**WRITTEN EXERCISE:**
Return the records word for word. Any pictures in them are not part of the copy.

**DATA SUPPLIED:**
## start

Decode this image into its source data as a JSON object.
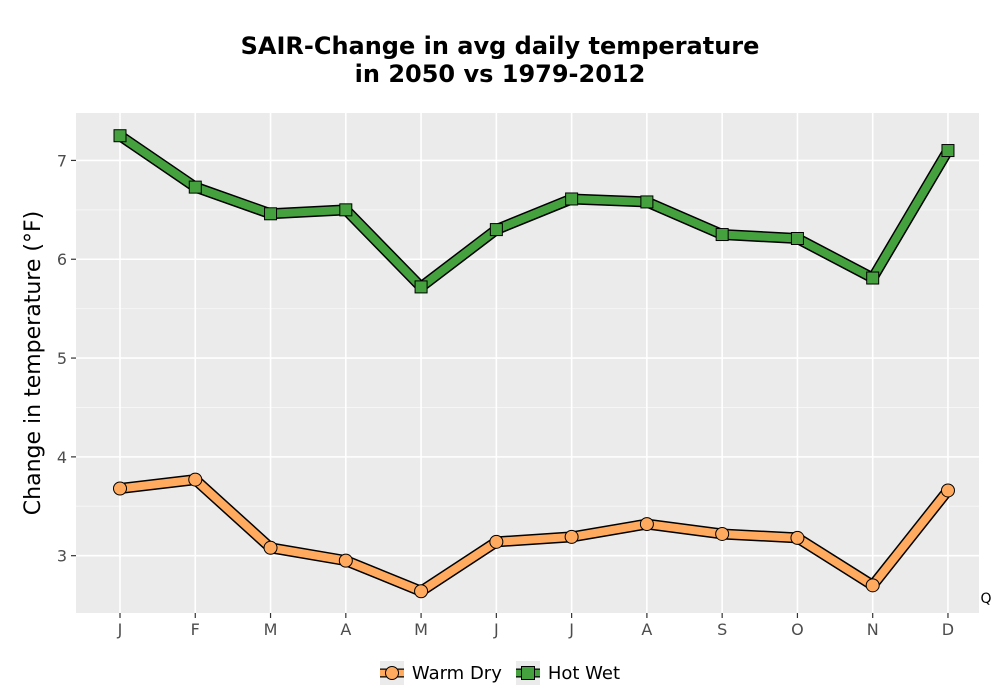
{
  "chart_data": {
    "type": "line",
    "title_lines": [
      "SAIR-Change in avg daily temperature",
      "in 2050 vs 1979-2012"
    ],
    "xlabel": "",
    "ylabel": "Change in temperature (°F)",
    "categories": [
      "J",
      "F",
      "M",
      "A",
      "M",
      "J",
      "J",
      "A",
      "S",
      "O",
      "N",
      "D"
    ],
    "yticks": [
      3,
      4,
      5,
      6,
      7
    ],
    "ylim": [
      2.42,
      7.48
    ],
    "grid": true,
    "legend_position": "bottom",
    "corner_label": "Q",
    "series": [
      {
        "name": "Warm Dry",
        "marker": "circle",
        "color": "#ffaa5e",
        "values": [
          3.68,
          3.77,
          3.08,
          2.95,
          2.64,
          3.14,
          3.19,
          3.32,
          3.22,
          3.18,
          2.7,
          3.66
        ]
      },
      {
        "name": "Hot Wet",
        "marker": "square",
        "color": "#44a13e",
        "values": [
          7.25,
          6.73,
          6.46,
          6.5,
          5.72,
          6.3,
          6.61,
          6.58,
          6.25,
          6.21,
          5.81,
          7.1
        ]
      }
    ]
  }
}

## end

**COMPLETED EXERCISE:**
Decode this image into its source data as a JSON object.
{
  "chart_data": {
    "type": "line",
    "title_lines": [
      "SAIR-Change in avg daily temperature",
      "in 2050 vs 1979-2012"
    ],
    "xlabel": "",
    "ylabel": "Change in temperature (°F)",
    "categories": [
      "J",
      "F",
      "M",
      "A",
      "M",
      "J",
      "J",
      "A",
      "S",
      "O",
      "N",
      "D"
    ],
    "yticks": [
      3,
      4,
      5,
      6,
      7
    ],
    "ylim": [
      2.42,
      7.48
    ],
    "grid": true,
    "legend_position": "bottom",
    "corner_label": "Q",
    "series": [
      {
        "name": "Warm Dry",
        "marker": "circle",
        "color": "#ffaa5e",
        "values": [
          3.68,
          3.77,
          3.08,
          2.95,
          2.64,
          3.14,
          3.19,
          3.32,
          3.22,
          3.18,
          2.7,
          3.66
        ]
      },
      {
        "name": "Hot Wet",
        "marker": "square",
        "color": "#44a13e",
        "values": [
          7.25,
          6.73,
          6.46,
          6.5,
          5.72,
          6.3,
          6.61,
          6.58,
          6.25,
          6.21,
          5.81,
          7.1
        ]
      }
    ]
  }
}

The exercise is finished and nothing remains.